Records from a collection
----

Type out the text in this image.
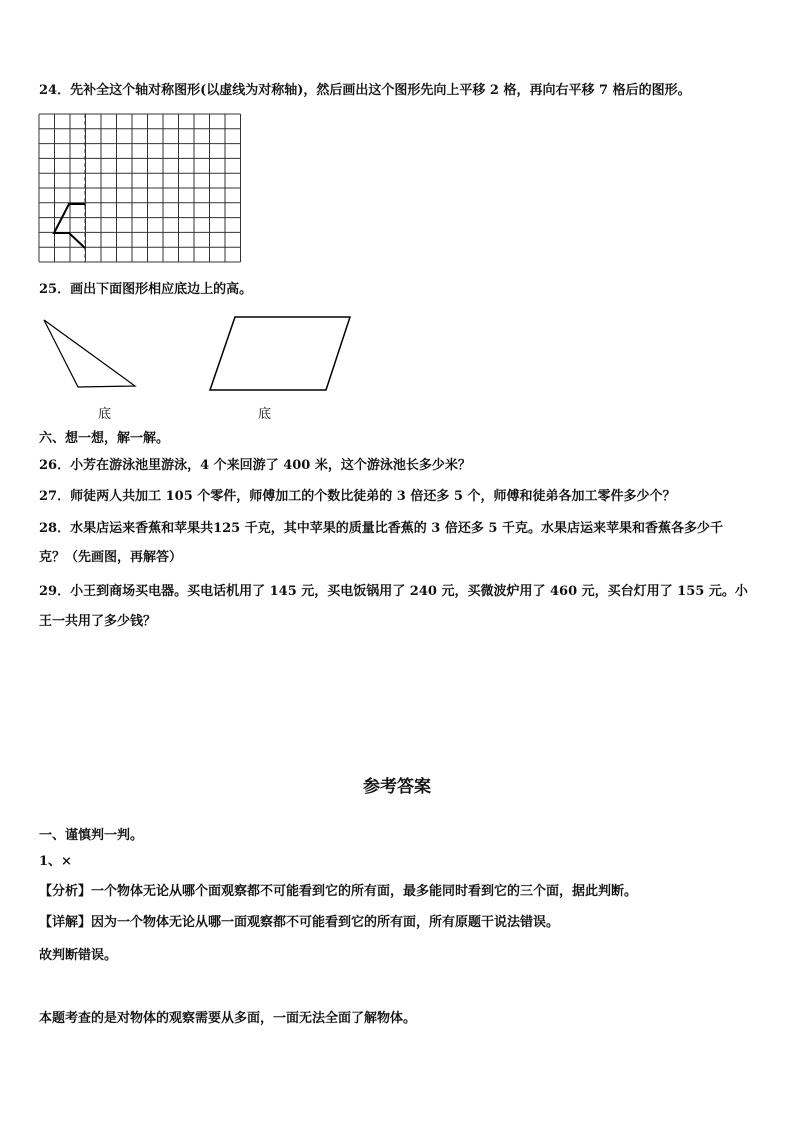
24．先补全这个轴对称图形(以虚线为对称轴)，然后画出这个图形先向上平移 2 格，再向右平移 7 格后的图形。
25．画出下面图形相应底边上的高。
底	底
六、想一想，解一解。
26．小芳在游泳池里游泳，4 个来回游了 400 米，这个游泳池长多少米？
27．师徒两人共加工 105 个零件，师傅加工的个数比徒弟的 3 倍还多 5 个，师傅和徒弟各加工零件多少个？
28．水果店运来香蕉和苹果共125 千克，其中苹果的质量比香蕉的 3 倍还多 5 千克。水果店运来苹果和香蕉各多少千
克？（先画图，再解答）
29．小王到商场买电器。买电话机用了 145 元，买电饭锅用了 240 元，买微波炉用了 460 元，买台灯用了 155 元。小
王一共用了多少钱？
参考答案
一、谨慎判一判。
1、×
【分析】一个物体无论从哪个面观察都不可能看到它的所有面，最多能同时看到它的三个面，据此判断。
【详解】因为一个物体无论从哪一面观察都不可能看到它的所有面，所有原题干说法错误。
故判断错误。
本题考查的是对物体的观察需要从多面，一面无法全面了解物体。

----

Challenge » Copy every record above exactly, leaving out any pictures.

Solution for this task »
Type out the text in this image.
24．先补全这个轴对称图形(以虚线为对称轴)，然后画出这个图形先向上平移 2 格，再向右平移 7 格后的图形。
25．画出下面图形相应底边上的高。
底	底
六、想一想，解一解。
26．小芳在游泳池里游泳，4 个来回游了 400 米，这个游泳池长多少米？
27．师徒两人共加工 105 个零件，师傅加工的个数比徒弟的 3 倍还多 5 个，师傅和徒弟各加工零件多少个？
28．水果店运来香蕉和苹果共125 千克，其中苹果的质量比香蕉的 3 倍还多 5 千克。水果店运来苹果和香蕉各多少千
克？（先画图，再解答）
29．小王到商场买电器。买电话机用了 145 元，买电饭锅用了 240 元，买微波炉用了 460 元，买台灯用了 155 元。小
王一共用了多少钱？
参考答案
一、谨慎判一判。
1、×
【分析】一个物体无论从哪个面观察都不可能看到它的所有面，最多能同时看到它的三个面，据此判断。
【详解】因为一个物体无论从哪一面观察都不可能看到它的所有面，所有原题干说法错误。
故判断错误。
本题考查的是对物体的观察需要从多面，一面无法全面了解物体。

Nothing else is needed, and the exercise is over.